What needs to be done → Reply with only the number of lines that contain the string "Loss".
────────────────────────────────────────
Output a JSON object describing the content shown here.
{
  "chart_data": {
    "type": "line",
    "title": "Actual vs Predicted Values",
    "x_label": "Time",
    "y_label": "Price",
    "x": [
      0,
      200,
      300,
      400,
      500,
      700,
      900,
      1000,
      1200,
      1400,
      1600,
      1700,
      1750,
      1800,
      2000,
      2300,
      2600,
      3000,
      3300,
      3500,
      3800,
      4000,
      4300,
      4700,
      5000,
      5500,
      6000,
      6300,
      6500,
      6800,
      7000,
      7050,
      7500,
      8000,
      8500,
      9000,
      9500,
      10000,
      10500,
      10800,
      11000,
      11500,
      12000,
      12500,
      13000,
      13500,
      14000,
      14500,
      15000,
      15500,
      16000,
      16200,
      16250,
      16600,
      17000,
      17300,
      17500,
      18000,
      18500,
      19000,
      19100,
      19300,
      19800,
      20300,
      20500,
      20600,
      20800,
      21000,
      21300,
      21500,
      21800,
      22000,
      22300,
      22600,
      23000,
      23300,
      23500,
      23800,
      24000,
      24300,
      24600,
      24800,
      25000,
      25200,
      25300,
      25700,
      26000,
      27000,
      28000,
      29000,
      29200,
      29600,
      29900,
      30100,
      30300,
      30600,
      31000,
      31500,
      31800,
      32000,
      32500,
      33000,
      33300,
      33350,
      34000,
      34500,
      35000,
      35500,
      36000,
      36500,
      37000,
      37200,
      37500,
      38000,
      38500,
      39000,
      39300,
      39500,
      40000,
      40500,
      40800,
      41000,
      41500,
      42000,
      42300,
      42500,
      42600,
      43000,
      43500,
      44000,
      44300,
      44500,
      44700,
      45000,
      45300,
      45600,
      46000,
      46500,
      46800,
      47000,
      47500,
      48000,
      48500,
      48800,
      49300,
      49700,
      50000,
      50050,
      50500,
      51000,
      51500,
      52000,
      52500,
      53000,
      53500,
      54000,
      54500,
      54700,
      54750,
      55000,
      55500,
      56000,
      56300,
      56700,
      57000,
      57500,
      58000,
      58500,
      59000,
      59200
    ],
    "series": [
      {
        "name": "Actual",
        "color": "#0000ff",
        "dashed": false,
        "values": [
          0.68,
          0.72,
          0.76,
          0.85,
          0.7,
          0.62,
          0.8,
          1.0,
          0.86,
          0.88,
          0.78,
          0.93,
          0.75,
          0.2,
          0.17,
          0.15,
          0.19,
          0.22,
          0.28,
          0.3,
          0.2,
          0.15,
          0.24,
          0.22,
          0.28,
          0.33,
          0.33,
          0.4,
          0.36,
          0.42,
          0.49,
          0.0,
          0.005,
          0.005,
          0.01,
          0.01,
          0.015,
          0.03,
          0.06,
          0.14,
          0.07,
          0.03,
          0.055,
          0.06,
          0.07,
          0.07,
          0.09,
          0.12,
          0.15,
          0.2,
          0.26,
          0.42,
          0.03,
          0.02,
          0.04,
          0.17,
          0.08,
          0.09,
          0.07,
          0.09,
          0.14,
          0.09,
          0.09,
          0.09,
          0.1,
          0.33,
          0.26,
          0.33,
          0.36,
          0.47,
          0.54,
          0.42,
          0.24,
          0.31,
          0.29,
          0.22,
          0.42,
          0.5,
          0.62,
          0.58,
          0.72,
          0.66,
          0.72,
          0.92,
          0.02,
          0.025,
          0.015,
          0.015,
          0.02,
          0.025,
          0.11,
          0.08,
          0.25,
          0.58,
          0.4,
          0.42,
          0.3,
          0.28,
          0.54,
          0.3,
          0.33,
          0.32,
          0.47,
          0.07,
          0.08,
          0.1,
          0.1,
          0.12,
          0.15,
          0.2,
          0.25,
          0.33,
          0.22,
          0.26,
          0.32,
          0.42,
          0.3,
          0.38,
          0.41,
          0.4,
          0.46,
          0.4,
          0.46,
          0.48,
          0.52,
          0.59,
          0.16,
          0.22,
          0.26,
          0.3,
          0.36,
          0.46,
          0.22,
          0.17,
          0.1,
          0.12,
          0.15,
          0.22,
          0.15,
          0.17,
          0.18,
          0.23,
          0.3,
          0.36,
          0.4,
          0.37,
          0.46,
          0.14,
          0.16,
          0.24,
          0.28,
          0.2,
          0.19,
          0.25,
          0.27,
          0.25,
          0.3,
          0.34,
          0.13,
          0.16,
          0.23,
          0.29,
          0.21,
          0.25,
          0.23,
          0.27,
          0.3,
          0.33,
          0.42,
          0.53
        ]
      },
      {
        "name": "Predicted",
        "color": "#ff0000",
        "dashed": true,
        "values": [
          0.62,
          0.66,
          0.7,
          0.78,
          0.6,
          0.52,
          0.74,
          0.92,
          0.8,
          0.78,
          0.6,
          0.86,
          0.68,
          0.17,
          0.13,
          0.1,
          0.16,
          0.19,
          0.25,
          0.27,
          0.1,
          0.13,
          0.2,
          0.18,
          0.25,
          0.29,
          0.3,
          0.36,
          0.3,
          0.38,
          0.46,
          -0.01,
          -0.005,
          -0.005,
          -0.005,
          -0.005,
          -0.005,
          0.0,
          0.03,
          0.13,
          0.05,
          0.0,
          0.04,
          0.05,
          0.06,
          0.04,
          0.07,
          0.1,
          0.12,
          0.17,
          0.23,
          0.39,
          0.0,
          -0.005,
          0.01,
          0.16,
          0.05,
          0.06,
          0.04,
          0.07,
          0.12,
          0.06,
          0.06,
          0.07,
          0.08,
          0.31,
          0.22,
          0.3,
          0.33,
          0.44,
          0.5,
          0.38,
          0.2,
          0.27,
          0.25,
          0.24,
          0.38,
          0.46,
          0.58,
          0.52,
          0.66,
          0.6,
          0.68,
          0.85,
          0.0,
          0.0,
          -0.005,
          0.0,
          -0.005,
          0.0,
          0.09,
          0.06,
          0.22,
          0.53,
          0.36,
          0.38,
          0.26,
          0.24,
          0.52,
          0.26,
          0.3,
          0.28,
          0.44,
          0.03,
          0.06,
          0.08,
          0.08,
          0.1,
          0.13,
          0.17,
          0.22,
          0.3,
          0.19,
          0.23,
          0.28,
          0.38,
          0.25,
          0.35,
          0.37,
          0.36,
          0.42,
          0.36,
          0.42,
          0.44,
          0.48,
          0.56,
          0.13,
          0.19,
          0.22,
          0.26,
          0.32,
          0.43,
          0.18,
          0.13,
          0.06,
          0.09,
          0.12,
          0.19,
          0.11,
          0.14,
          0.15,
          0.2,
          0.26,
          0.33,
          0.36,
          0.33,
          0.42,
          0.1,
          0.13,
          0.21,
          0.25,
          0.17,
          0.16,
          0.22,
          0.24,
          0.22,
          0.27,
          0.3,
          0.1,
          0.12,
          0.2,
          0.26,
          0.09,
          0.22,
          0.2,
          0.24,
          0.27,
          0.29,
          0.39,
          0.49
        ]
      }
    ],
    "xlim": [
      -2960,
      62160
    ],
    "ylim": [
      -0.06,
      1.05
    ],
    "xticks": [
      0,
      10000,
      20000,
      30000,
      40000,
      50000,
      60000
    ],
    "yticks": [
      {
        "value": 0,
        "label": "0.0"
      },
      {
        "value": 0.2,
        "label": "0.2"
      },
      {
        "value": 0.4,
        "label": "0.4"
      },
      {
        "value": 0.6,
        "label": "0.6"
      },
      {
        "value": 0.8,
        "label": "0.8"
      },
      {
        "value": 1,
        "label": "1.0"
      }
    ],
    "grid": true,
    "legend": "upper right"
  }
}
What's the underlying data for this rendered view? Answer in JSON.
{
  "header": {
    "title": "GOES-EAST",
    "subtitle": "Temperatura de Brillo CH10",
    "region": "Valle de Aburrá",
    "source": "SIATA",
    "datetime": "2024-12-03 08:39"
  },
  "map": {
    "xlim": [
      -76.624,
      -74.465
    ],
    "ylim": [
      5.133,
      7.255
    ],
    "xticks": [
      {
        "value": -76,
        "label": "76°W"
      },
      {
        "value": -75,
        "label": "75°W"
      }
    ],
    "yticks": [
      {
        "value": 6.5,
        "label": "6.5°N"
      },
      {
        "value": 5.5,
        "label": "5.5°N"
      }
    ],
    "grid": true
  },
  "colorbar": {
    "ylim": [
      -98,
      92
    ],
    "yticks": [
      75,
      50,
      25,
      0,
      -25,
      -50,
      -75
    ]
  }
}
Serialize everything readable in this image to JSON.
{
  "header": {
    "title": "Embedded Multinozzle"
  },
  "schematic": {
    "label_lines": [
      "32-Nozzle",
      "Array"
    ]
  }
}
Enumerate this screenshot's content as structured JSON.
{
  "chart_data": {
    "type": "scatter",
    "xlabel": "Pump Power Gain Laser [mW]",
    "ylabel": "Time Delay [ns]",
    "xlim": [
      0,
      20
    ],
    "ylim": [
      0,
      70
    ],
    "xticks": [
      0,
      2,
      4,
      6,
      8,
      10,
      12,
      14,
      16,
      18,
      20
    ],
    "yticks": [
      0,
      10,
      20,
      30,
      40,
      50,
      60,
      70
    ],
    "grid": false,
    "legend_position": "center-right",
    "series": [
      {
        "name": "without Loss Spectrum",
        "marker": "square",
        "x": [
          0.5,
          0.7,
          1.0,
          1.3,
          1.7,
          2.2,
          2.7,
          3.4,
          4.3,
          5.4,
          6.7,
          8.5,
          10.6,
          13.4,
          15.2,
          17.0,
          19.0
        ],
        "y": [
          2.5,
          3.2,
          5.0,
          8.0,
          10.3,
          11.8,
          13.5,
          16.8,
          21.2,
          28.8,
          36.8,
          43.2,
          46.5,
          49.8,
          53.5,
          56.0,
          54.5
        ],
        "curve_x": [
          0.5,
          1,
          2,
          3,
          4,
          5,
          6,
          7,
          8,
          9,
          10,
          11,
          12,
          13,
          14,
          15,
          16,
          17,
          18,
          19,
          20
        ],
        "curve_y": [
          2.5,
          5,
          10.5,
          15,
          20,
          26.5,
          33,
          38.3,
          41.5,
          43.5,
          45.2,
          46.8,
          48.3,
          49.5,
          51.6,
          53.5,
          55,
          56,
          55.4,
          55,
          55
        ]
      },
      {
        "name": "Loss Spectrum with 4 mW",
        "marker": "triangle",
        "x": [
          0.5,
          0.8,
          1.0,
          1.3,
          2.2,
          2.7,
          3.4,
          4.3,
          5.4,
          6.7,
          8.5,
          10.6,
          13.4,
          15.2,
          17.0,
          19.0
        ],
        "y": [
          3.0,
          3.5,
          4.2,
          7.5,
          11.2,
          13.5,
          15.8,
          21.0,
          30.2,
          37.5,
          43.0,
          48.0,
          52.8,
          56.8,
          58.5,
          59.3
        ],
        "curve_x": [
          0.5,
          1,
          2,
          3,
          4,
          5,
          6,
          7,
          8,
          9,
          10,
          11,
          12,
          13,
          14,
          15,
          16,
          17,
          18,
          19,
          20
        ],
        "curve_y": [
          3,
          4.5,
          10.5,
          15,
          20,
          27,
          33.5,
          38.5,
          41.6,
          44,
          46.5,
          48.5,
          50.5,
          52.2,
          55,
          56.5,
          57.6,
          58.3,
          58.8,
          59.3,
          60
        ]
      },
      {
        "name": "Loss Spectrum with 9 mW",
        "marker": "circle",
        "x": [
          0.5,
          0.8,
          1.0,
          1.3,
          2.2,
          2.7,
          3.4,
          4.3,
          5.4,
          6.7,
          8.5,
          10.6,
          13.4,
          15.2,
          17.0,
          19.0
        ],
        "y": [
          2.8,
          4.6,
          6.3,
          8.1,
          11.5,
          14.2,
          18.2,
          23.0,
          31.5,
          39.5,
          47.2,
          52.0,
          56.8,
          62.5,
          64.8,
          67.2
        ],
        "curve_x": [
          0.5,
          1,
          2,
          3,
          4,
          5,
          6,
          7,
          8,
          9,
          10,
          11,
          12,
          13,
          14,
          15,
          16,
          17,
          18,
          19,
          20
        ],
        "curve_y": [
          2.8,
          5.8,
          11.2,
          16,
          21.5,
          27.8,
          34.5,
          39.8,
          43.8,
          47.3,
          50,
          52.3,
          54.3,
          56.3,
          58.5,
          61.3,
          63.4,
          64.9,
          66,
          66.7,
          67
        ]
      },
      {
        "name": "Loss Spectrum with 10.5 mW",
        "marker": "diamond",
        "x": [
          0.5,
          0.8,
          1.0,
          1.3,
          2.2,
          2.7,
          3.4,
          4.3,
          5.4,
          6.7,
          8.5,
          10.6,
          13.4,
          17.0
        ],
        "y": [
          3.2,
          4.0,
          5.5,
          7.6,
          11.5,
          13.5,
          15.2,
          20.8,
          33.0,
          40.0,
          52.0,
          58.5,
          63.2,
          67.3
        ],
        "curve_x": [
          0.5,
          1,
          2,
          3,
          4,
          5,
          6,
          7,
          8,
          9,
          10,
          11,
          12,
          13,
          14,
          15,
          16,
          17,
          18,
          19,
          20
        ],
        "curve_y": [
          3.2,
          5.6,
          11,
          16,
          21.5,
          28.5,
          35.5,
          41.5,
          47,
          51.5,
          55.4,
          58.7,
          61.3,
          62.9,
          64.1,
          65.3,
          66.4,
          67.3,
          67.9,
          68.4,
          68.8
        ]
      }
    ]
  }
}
────────────────────────────────────────
Exercise solution → 4